■ **Input rows**:
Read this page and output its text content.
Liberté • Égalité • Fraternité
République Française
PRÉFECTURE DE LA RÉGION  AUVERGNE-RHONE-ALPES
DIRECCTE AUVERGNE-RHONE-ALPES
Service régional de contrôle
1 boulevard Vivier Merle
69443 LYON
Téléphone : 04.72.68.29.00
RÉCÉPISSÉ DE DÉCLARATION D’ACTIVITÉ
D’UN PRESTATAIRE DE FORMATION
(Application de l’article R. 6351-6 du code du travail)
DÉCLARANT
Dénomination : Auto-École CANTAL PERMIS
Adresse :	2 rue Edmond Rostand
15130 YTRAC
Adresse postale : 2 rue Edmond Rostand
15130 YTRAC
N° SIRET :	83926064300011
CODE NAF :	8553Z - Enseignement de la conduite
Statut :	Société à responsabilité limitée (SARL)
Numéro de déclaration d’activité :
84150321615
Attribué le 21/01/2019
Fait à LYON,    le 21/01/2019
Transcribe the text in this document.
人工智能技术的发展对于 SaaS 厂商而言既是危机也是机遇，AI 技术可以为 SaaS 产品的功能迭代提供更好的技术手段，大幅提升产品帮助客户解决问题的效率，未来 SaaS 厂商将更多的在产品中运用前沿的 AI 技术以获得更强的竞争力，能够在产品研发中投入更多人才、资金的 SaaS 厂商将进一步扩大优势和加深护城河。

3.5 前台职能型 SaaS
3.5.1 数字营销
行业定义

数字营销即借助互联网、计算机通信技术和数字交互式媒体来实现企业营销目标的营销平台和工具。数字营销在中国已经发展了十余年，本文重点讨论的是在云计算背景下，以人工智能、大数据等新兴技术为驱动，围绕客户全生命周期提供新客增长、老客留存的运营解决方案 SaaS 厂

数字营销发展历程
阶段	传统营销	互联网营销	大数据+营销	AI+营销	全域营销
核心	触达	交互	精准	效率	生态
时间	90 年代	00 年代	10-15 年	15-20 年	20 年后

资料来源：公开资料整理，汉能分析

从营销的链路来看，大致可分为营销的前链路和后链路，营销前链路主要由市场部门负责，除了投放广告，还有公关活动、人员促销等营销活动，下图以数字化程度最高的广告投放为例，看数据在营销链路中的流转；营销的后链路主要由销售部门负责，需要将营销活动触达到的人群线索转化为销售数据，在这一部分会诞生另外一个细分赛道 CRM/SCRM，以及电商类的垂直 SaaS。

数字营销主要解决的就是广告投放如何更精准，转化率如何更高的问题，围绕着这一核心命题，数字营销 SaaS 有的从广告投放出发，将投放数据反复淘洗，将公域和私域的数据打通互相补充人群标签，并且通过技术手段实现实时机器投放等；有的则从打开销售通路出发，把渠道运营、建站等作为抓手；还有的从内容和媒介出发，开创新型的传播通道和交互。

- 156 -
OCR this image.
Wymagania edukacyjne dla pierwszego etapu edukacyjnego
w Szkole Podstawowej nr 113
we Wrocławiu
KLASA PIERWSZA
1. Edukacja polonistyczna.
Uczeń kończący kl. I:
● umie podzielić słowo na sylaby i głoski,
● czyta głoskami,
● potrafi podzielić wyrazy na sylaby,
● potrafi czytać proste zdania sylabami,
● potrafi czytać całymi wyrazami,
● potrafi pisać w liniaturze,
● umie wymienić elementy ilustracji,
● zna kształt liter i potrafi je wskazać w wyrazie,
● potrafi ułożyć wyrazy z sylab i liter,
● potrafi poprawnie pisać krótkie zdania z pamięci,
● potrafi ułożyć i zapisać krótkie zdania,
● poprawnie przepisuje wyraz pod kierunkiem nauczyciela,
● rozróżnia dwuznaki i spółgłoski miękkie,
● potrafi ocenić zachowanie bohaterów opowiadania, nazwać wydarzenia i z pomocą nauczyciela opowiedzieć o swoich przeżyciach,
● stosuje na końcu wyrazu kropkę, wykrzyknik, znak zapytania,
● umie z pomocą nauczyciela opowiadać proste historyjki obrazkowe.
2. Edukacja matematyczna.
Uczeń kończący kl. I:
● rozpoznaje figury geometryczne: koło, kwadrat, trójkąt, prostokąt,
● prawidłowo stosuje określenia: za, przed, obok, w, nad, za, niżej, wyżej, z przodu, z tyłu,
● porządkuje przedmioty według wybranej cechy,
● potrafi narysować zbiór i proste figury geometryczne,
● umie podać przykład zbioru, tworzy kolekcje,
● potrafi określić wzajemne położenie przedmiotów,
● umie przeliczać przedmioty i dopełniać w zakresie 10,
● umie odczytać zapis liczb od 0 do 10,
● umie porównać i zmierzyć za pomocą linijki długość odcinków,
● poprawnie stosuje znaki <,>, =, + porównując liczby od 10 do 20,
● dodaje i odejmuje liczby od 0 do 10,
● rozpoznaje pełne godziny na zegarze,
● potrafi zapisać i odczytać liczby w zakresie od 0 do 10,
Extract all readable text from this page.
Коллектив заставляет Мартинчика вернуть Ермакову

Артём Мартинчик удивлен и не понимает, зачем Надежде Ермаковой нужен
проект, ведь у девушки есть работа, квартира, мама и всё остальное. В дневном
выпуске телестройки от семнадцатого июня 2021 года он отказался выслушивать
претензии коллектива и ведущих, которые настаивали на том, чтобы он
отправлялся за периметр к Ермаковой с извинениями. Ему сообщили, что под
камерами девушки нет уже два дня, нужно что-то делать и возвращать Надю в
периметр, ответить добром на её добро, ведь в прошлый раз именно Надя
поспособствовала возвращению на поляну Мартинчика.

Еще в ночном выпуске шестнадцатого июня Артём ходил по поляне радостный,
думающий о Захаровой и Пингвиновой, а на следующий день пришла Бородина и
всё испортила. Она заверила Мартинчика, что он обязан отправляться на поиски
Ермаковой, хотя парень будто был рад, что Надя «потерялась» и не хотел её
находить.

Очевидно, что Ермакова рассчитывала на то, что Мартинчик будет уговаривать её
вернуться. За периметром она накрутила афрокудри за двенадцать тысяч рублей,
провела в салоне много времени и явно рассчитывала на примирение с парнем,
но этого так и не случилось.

■ **Problem statement**: Select and copy every line from the records that includes the word "zdania".

■ **Reply**:
● potrafi czytać proste zdania sylabami,
● potrafi poprawnie pisać krótkie zdania z pamięci,
● potrafi ułożyć i zapisać krótkie zdania,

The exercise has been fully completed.